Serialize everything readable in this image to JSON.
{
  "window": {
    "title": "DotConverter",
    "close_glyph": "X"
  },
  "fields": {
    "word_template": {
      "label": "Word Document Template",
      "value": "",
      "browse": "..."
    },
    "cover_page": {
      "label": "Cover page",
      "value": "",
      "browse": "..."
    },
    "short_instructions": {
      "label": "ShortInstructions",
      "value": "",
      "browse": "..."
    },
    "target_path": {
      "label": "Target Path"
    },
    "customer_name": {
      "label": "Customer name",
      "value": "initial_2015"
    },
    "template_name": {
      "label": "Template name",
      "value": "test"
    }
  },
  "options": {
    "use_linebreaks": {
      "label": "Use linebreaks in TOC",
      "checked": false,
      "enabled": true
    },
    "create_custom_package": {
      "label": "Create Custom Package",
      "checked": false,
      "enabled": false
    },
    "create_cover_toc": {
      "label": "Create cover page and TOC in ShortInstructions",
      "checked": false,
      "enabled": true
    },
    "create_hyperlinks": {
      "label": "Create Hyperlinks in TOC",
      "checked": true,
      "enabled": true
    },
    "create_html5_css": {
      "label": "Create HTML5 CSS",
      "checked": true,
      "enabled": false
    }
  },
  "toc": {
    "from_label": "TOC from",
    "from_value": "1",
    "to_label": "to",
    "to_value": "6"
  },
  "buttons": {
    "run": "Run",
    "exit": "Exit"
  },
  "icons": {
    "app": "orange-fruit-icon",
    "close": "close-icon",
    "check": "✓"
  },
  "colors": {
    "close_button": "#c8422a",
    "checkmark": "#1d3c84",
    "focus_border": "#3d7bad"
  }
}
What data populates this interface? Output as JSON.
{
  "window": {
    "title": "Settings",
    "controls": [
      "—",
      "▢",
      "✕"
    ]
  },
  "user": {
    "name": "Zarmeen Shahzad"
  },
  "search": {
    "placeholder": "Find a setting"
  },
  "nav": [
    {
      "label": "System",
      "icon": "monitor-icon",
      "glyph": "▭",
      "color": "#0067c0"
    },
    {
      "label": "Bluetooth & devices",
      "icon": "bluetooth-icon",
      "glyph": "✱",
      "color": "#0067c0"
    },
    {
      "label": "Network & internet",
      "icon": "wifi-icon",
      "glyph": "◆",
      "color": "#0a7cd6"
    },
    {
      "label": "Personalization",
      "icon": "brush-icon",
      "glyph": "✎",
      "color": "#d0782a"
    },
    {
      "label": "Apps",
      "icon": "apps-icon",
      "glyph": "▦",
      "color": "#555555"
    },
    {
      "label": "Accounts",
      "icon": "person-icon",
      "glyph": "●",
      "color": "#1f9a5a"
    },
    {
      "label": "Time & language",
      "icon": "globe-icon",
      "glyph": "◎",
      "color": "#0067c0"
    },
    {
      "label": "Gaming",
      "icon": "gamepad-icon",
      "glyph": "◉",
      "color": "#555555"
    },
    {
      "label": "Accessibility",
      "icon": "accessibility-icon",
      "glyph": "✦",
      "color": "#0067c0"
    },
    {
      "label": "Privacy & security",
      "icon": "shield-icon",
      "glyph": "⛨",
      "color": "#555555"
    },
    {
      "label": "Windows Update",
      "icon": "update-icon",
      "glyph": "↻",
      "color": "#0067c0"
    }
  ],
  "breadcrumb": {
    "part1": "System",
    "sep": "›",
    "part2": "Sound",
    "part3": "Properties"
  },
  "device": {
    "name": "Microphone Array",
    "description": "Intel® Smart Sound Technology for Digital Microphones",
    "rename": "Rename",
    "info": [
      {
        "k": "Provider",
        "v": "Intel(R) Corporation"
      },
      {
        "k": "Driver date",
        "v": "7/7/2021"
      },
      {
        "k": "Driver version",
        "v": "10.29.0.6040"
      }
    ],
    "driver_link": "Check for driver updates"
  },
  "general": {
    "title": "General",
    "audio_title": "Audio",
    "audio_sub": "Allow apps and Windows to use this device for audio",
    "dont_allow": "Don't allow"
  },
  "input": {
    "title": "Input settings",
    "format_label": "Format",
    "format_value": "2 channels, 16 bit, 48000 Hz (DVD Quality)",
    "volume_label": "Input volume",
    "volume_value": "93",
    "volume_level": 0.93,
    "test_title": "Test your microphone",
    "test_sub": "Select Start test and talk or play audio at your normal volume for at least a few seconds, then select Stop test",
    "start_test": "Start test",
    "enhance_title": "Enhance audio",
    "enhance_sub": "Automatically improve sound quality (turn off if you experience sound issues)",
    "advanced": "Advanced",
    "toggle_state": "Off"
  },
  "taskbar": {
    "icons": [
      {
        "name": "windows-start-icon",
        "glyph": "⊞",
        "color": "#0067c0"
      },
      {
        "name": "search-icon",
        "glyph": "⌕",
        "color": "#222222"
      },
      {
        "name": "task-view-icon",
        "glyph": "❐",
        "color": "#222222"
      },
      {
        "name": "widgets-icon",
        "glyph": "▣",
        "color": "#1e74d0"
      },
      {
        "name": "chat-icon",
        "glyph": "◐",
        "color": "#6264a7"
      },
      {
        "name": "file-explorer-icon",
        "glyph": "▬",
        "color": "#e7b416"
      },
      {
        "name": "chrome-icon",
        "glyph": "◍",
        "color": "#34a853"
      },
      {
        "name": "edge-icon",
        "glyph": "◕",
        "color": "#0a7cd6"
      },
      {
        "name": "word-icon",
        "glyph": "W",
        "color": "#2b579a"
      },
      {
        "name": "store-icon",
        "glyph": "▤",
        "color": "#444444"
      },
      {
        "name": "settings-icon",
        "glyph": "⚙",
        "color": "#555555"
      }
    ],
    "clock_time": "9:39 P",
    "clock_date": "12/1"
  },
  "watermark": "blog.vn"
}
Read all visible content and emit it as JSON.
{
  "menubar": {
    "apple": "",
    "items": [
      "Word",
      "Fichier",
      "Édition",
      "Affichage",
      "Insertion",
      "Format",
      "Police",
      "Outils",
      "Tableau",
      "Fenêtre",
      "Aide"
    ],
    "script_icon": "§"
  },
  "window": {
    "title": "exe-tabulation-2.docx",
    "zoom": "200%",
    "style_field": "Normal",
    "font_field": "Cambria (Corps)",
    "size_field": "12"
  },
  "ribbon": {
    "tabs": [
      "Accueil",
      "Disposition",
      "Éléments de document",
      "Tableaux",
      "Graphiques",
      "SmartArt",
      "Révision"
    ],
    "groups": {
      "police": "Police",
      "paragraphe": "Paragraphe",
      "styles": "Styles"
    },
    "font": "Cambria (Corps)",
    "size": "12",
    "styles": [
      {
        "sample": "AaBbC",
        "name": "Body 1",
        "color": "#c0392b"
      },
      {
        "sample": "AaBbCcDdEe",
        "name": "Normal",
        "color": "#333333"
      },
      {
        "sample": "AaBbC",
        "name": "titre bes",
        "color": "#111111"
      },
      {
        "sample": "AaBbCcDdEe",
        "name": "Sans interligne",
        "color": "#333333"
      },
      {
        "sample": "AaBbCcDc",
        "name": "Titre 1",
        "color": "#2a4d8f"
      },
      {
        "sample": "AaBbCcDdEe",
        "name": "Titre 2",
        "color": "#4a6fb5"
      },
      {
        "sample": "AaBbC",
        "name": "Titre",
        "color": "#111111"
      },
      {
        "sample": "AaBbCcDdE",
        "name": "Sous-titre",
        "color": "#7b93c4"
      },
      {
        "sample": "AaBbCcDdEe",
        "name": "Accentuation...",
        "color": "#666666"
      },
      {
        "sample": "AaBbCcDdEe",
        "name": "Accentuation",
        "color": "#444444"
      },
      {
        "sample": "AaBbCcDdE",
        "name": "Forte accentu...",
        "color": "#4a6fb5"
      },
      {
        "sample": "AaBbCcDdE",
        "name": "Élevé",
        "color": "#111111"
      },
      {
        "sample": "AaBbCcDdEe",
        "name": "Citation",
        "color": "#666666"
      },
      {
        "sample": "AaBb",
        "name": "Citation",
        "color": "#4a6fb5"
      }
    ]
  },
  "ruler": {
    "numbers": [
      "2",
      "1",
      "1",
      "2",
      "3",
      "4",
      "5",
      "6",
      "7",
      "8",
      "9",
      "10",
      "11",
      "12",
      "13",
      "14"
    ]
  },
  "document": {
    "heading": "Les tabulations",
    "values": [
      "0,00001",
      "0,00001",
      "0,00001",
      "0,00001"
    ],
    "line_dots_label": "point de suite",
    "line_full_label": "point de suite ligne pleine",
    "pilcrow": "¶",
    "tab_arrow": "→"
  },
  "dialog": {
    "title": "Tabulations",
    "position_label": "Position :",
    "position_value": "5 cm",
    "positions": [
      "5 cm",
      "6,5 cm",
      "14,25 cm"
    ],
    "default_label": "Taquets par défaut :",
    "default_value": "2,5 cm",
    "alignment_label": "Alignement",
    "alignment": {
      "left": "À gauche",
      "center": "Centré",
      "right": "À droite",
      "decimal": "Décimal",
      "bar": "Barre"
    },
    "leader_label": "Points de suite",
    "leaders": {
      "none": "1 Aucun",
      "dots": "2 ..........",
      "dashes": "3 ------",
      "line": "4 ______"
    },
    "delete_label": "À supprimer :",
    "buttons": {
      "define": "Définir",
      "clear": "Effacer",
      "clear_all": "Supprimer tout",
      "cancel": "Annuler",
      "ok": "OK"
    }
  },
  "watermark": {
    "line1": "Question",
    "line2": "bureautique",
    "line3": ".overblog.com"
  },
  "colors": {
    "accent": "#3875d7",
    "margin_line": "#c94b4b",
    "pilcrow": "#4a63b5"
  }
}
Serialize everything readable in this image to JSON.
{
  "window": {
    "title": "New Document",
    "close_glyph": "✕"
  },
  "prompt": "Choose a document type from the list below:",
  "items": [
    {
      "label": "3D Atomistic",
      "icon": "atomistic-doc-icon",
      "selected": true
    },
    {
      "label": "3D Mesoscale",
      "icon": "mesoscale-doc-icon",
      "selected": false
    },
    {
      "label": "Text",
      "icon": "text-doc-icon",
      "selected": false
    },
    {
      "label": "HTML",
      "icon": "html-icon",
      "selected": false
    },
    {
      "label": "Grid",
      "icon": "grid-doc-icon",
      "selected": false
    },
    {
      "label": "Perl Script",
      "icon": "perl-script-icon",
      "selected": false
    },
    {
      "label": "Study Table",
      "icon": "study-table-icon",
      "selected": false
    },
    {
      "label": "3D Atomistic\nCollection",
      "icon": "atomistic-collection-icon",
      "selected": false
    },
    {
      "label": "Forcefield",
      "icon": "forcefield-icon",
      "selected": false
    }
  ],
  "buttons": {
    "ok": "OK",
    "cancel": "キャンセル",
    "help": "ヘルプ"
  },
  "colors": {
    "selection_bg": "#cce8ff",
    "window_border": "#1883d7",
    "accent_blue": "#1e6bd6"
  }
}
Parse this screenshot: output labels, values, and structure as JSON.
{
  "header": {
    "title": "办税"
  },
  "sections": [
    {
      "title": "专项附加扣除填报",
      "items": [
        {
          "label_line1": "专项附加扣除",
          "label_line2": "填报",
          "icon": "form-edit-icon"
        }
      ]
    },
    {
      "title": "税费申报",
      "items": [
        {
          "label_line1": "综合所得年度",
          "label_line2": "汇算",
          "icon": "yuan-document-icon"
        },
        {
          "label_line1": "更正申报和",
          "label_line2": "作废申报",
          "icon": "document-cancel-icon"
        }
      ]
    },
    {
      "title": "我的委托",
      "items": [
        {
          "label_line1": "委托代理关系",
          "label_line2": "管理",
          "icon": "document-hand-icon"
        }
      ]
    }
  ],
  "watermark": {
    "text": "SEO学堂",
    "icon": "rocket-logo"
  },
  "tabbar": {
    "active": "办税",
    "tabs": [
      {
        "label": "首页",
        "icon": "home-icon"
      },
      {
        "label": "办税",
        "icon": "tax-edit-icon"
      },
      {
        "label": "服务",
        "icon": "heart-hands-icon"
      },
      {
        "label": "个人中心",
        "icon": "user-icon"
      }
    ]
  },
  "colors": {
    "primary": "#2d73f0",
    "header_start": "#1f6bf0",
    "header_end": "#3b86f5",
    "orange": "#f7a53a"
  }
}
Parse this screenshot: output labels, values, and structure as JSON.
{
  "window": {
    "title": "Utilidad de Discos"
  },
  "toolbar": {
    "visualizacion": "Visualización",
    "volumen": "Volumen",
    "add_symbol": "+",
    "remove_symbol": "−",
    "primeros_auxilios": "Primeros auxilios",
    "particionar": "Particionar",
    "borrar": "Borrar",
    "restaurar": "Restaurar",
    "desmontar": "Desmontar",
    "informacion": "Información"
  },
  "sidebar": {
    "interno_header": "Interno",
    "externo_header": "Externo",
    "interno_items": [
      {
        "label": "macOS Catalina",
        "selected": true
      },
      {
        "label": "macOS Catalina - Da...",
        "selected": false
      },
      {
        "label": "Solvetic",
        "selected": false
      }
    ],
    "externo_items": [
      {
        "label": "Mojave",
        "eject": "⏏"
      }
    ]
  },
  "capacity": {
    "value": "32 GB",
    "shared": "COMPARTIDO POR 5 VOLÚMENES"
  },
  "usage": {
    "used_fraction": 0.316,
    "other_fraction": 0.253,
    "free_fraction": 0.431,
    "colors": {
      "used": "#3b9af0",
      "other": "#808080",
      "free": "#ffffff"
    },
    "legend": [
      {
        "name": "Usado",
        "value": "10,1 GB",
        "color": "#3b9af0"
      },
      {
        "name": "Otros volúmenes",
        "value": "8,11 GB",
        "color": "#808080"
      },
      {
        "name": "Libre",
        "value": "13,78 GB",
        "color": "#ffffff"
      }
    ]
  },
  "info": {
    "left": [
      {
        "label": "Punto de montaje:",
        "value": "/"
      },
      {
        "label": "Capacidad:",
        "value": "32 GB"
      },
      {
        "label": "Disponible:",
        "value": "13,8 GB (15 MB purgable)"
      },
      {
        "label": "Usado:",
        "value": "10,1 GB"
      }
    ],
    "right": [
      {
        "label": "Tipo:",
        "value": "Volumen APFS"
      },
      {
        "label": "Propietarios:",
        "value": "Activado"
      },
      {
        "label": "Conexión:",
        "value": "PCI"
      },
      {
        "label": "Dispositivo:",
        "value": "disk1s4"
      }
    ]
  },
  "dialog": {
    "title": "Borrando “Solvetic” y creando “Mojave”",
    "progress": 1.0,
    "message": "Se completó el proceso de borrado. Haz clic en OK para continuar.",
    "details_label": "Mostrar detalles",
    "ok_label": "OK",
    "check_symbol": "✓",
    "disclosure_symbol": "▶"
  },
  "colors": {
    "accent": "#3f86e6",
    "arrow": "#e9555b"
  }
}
──────
:: YOUR OBJECTIVE ::
Find and copy every line in the entries above where the string "Accentuation" occurs.

:: OUTPUT FOR THIS TASK ::
        "name": "Accentuation...",
        "name": "Accentuation",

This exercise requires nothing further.